Search the data below for the word "title" and copy each line that holds it.

(Items from a figure collection)
------
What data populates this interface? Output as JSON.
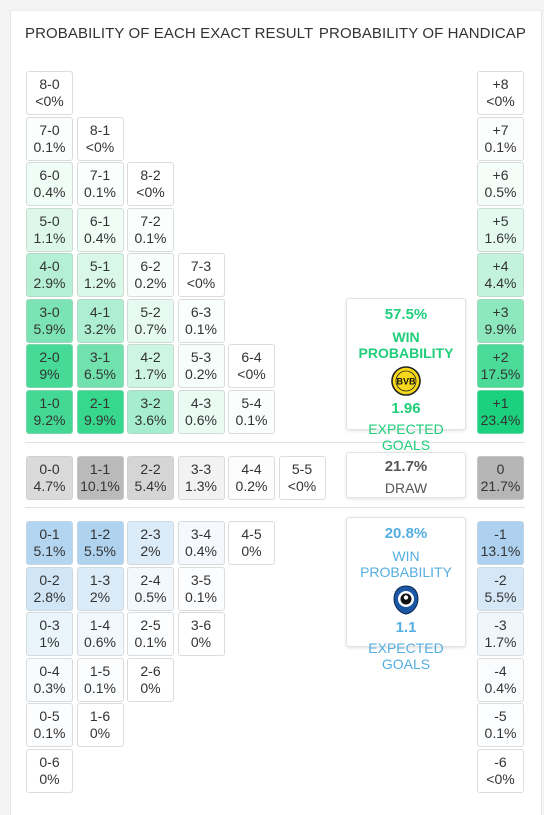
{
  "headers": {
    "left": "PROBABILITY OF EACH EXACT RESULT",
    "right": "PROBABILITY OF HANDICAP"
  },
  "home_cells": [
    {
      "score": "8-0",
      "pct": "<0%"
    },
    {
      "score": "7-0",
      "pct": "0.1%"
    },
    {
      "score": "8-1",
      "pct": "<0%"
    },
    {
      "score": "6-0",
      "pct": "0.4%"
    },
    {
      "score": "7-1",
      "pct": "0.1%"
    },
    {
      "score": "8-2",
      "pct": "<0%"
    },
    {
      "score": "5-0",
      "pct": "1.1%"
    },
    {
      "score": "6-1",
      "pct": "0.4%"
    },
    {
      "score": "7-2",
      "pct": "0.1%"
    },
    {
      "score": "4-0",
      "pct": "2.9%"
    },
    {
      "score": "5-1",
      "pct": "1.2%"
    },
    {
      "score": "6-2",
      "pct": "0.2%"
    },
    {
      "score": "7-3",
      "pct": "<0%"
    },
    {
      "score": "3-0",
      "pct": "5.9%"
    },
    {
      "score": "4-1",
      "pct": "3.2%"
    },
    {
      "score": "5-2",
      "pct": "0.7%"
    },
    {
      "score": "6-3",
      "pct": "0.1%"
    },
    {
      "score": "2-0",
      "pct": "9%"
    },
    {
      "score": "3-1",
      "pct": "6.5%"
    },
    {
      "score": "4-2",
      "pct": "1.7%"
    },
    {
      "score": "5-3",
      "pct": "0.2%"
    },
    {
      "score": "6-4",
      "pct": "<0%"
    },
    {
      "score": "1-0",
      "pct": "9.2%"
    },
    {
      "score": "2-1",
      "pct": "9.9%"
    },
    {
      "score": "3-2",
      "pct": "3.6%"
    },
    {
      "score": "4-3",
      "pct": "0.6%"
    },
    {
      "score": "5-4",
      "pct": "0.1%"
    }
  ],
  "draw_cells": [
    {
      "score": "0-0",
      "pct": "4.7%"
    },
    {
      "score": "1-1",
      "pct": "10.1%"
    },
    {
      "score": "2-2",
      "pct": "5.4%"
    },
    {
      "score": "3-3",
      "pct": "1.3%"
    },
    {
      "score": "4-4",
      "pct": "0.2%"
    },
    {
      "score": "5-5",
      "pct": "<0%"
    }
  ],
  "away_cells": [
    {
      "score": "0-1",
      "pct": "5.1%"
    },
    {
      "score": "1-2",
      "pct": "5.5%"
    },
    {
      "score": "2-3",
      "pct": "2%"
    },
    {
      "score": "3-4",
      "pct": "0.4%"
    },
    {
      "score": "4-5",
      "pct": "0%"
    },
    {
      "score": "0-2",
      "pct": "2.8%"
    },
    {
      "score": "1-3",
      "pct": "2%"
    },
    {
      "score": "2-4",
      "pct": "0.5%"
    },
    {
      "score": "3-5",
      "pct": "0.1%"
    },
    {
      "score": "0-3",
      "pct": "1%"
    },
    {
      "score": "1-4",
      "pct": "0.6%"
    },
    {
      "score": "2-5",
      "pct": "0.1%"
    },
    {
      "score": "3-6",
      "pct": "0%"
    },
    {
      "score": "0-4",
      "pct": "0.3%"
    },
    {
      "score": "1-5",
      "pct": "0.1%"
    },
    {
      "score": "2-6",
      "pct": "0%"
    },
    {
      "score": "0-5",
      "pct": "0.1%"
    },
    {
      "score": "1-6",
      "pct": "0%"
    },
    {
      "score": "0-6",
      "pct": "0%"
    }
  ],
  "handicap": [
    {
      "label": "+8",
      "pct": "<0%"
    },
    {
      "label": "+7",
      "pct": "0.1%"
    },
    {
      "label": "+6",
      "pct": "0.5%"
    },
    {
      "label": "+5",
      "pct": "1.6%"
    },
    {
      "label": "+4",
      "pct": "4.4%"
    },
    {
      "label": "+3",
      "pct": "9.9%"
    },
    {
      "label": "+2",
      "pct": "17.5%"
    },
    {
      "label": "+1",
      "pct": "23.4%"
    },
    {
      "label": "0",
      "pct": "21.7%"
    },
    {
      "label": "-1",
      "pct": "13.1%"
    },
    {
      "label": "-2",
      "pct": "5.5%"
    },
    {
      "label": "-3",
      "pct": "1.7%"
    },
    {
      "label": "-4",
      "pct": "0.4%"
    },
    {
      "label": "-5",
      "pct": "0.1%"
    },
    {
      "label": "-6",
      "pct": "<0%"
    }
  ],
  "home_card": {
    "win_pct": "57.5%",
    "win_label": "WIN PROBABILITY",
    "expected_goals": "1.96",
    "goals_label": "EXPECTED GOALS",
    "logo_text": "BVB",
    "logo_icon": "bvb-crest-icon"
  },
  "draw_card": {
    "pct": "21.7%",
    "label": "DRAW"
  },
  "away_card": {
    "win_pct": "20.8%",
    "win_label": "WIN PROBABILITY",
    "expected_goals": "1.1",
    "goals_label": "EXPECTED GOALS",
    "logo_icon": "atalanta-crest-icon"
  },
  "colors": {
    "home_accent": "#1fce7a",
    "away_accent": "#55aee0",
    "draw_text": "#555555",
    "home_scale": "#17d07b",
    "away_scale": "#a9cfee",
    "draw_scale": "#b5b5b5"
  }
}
------
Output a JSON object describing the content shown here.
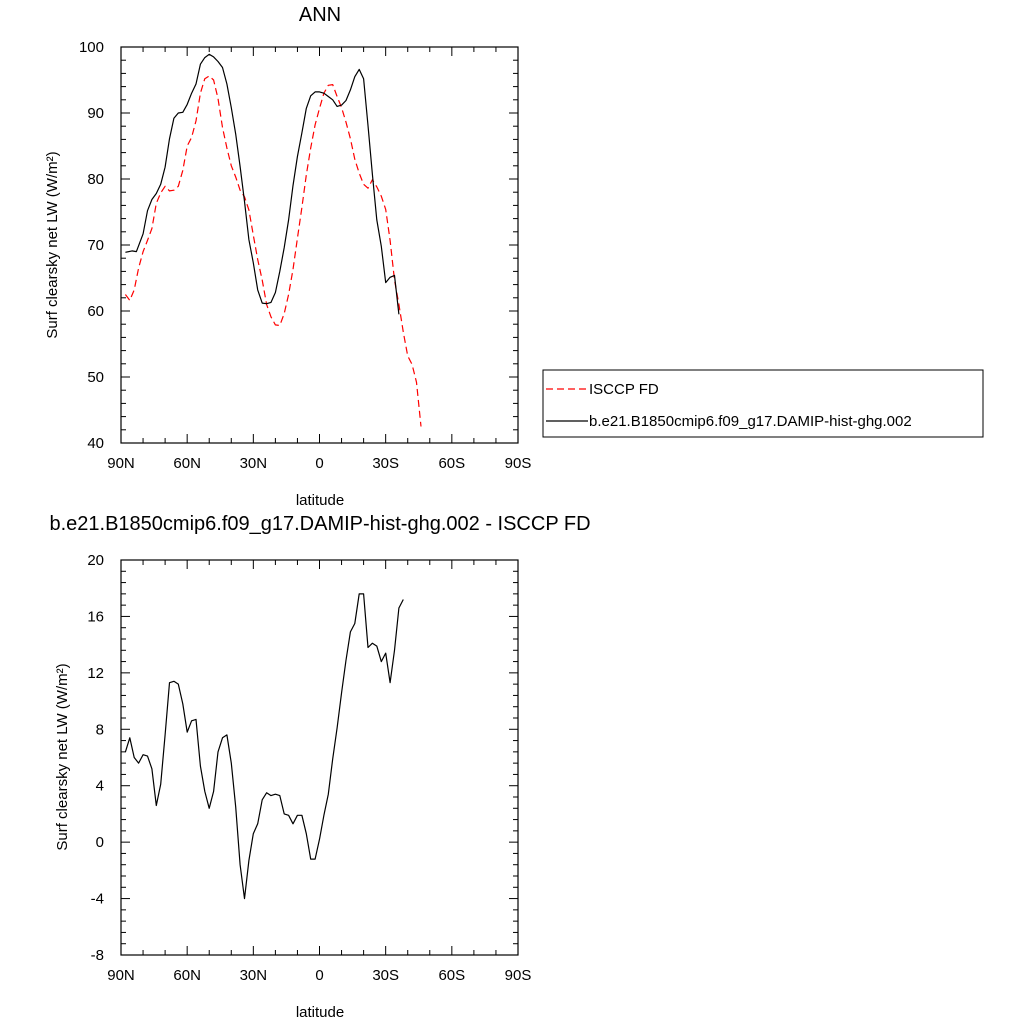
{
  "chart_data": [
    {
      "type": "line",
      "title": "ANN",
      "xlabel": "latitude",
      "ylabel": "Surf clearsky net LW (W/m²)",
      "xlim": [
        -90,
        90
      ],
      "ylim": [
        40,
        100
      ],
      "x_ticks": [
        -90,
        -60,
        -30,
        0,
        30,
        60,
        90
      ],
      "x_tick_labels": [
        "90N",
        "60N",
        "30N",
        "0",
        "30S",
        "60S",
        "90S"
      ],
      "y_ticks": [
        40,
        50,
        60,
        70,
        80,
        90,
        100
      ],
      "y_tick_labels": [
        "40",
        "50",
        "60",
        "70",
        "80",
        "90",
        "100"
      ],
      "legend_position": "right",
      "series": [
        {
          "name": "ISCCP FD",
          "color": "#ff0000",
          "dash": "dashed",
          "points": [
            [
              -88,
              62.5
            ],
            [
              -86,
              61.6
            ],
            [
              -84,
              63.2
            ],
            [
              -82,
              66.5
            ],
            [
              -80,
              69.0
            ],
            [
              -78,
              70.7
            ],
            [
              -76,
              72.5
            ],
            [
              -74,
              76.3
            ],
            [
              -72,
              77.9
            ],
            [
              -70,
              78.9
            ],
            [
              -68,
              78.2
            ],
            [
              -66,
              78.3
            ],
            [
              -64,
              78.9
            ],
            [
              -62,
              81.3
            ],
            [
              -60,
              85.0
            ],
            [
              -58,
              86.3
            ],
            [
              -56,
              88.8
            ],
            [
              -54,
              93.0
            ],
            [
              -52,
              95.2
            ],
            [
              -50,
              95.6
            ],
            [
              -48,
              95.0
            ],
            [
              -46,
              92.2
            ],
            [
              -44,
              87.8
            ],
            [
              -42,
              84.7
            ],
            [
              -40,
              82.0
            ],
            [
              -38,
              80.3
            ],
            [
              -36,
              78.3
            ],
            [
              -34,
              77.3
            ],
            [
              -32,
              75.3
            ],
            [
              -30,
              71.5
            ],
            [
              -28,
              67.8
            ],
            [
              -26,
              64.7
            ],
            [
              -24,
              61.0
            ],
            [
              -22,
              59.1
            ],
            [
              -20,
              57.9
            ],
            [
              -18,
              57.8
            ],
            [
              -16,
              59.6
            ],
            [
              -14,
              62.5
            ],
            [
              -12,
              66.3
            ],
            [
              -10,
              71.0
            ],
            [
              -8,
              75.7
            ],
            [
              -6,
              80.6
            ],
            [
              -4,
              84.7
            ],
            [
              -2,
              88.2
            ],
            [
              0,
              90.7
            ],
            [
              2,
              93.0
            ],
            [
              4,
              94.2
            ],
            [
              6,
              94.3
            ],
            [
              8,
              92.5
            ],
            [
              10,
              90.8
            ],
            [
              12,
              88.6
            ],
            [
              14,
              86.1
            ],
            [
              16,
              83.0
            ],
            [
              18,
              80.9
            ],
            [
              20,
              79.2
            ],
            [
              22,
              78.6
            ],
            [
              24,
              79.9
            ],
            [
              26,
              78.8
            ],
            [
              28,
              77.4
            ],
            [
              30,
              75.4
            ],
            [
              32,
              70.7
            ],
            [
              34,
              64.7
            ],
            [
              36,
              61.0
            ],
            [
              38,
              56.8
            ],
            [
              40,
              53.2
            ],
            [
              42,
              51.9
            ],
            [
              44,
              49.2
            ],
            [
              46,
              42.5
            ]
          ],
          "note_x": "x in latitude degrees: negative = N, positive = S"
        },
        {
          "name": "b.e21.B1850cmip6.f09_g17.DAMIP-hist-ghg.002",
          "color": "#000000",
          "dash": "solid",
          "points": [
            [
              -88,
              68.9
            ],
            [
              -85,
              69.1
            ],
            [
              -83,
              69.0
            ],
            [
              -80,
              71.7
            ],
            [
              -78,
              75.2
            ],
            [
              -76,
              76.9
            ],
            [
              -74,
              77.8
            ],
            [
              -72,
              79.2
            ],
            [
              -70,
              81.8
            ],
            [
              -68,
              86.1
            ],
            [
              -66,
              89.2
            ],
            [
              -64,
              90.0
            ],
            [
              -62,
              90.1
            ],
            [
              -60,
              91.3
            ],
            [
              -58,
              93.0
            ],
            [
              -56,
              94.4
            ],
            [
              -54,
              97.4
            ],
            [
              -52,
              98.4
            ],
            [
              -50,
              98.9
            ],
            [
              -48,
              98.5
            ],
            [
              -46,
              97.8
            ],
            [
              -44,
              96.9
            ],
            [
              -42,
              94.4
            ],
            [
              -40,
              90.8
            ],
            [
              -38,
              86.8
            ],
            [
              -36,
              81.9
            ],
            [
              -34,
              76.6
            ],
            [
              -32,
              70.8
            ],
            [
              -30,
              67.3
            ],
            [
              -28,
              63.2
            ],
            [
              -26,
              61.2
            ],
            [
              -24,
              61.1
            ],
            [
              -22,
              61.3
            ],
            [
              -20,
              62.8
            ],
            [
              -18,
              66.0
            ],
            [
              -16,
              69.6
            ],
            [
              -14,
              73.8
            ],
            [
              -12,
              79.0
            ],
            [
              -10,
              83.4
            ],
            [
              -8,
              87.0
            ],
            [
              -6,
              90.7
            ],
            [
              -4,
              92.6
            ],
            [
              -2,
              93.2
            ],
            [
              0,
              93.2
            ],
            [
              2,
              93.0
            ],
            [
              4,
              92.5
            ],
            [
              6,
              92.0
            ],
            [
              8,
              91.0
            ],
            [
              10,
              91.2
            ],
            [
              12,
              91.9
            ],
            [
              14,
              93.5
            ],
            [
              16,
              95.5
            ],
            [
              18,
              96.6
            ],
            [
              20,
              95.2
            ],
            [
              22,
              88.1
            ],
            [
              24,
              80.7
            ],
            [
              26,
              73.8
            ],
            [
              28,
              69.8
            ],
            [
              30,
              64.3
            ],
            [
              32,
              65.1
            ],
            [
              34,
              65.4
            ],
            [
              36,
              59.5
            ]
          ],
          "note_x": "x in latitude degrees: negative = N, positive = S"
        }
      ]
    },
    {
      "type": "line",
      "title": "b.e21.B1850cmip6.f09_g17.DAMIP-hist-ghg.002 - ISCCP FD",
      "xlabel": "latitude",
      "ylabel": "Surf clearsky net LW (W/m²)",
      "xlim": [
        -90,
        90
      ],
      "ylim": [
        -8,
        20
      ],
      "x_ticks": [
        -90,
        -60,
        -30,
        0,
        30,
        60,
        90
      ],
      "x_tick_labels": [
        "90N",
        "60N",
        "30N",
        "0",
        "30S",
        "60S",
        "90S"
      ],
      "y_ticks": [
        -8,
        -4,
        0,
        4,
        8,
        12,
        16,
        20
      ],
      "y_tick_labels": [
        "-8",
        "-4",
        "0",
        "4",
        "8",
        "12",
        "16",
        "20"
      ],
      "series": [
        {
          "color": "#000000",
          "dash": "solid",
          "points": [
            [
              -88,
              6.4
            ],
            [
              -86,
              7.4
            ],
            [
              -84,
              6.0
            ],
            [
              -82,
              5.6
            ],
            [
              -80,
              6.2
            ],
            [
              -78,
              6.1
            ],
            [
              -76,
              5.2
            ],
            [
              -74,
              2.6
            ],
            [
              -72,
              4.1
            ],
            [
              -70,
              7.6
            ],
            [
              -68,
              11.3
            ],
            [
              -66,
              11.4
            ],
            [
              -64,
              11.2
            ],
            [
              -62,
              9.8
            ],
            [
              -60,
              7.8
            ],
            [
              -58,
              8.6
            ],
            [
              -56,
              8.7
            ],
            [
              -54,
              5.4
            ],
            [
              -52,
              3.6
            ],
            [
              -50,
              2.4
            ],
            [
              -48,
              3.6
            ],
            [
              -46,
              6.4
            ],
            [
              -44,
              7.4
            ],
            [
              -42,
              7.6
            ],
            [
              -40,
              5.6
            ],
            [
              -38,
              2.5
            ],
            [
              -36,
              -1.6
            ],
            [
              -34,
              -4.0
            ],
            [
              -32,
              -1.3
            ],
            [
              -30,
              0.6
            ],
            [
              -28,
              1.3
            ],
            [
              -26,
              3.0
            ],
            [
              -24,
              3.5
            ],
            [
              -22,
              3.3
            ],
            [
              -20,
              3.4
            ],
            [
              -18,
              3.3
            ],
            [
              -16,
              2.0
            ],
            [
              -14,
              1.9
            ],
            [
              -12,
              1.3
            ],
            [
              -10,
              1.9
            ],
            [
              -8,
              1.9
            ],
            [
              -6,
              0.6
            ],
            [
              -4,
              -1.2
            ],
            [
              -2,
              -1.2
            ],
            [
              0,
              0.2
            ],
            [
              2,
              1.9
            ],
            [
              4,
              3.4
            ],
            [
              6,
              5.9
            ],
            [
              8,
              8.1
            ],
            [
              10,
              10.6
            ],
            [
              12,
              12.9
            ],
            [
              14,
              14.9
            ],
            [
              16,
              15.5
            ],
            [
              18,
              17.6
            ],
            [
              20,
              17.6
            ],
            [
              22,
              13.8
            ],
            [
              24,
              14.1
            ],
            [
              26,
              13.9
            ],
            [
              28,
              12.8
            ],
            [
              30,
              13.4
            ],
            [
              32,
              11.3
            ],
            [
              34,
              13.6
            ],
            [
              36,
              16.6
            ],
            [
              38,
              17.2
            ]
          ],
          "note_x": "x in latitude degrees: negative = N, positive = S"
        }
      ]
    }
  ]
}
------
**SOLUTION TO THIS TASK**
      "title": "ANN",
      "title": "b.e21.B1850cmip6.f09_g17.DAMIP-hist-ghg.002 - ISCCP FD",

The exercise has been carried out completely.